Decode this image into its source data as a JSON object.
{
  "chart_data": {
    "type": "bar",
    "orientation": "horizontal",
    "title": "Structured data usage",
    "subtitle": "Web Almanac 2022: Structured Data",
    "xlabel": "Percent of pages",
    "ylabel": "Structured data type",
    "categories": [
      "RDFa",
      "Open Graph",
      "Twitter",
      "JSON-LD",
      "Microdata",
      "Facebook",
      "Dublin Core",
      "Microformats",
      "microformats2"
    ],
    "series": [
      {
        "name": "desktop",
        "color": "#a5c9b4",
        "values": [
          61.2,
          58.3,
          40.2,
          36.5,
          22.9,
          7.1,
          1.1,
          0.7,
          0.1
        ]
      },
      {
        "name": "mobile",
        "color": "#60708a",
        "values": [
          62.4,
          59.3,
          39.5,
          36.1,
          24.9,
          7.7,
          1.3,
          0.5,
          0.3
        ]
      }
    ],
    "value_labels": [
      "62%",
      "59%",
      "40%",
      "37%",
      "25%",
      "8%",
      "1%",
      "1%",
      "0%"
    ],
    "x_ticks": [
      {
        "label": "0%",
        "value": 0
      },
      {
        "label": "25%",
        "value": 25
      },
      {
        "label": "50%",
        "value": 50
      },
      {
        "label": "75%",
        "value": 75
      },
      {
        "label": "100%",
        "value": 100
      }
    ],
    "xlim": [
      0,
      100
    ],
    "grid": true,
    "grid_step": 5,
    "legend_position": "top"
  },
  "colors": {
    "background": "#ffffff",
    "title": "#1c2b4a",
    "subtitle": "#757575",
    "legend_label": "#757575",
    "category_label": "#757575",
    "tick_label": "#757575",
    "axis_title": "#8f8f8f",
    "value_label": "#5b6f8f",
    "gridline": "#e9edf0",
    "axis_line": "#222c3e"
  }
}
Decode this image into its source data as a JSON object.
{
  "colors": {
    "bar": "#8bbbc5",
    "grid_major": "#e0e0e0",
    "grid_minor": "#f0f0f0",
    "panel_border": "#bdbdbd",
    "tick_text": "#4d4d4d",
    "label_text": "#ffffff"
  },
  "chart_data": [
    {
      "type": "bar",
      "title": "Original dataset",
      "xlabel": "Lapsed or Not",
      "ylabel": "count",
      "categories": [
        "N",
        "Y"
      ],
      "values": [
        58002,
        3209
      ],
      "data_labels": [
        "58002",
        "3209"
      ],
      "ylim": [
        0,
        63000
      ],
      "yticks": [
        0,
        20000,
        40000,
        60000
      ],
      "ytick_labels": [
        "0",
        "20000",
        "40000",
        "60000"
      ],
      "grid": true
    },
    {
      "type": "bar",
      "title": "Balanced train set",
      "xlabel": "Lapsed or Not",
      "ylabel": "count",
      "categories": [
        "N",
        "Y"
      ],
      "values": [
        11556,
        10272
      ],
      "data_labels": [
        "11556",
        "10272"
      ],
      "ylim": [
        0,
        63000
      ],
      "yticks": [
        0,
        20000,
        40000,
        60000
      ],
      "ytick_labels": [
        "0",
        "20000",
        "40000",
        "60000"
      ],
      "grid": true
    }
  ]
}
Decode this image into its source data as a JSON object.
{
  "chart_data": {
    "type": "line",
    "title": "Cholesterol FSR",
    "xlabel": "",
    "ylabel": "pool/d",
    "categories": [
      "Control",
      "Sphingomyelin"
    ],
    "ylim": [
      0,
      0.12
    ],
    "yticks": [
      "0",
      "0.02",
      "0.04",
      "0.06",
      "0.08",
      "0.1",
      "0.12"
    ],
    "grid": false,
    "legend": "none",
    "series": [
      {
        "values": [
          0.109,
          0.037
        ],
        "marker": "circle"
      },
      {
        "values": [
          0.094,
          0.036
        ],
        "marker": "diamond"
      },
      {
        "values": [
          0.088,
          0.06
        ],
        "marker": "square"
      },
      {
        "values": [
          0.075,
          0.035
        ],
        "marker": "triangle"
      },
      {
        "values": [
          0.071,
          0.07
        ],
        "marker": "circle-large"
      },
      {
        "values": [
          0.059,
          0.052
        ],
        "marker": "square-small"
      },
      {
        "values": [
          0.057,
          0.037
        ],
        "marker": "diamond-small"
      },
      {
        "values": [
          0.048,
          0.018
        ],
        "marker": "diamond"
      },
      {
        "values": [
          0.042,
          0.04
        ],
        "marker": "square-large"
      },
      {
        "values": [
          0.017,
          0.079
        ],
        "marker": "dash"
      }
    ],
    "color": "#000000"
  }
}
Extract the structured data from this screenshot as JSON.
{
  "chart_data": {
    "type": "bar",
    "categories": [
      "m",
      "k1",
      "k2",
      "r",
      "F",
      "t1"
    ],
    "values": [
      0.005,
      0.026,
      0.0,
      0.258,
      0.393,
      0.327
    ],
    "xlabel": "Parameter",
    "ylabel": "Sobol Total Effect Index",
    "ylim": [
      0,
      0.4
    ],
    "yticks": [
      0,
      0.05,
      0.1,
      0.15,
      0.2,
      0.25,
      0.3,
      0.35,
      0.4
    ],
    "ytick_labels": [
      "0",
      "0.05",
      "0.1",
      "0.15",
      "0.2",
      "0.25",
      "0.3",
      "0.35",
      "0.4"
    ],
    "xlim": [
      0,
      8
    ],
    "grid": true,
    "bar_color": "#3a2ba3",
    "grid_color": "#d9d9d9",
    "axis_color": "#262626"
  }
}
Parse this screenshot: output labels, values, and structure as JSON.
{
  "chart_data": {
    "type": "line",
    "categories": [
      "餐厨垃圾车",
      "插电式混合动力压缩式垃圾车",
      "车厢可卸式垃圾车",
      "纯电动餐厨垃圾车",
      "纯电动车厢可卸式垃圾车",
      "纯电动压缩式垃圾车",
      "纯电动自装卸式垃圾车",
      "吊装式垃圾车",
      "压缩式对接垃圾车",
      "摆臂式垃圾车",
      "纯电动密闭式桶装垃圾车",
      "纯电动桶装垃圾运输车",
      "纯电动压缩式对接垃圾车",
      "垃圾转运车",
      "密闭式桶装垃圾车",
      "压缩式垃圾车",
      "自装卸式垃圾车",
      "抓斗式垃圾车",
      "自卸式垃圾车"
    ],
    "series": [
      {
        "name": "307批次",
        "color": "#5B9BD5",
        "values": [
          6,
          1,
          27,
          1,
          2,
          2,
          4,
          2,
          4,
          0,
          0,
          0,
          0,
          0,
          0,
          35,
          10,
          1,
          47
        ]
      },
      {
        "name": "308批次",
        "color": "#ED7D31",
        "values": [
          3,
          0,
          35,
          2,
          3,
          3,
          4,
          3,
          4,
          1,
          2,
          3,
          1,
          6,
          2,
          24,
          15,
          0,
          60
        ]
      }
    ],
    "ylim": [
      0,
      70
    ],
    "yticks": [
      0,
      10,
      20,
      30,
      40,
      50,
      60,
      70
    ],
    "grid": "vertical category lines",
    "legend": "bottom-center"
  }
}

※

§ Task description: Copy out every line with the word "ffffff".

§ Full output:
    "background": "#ffffff",
    "label_text": "#ffffff"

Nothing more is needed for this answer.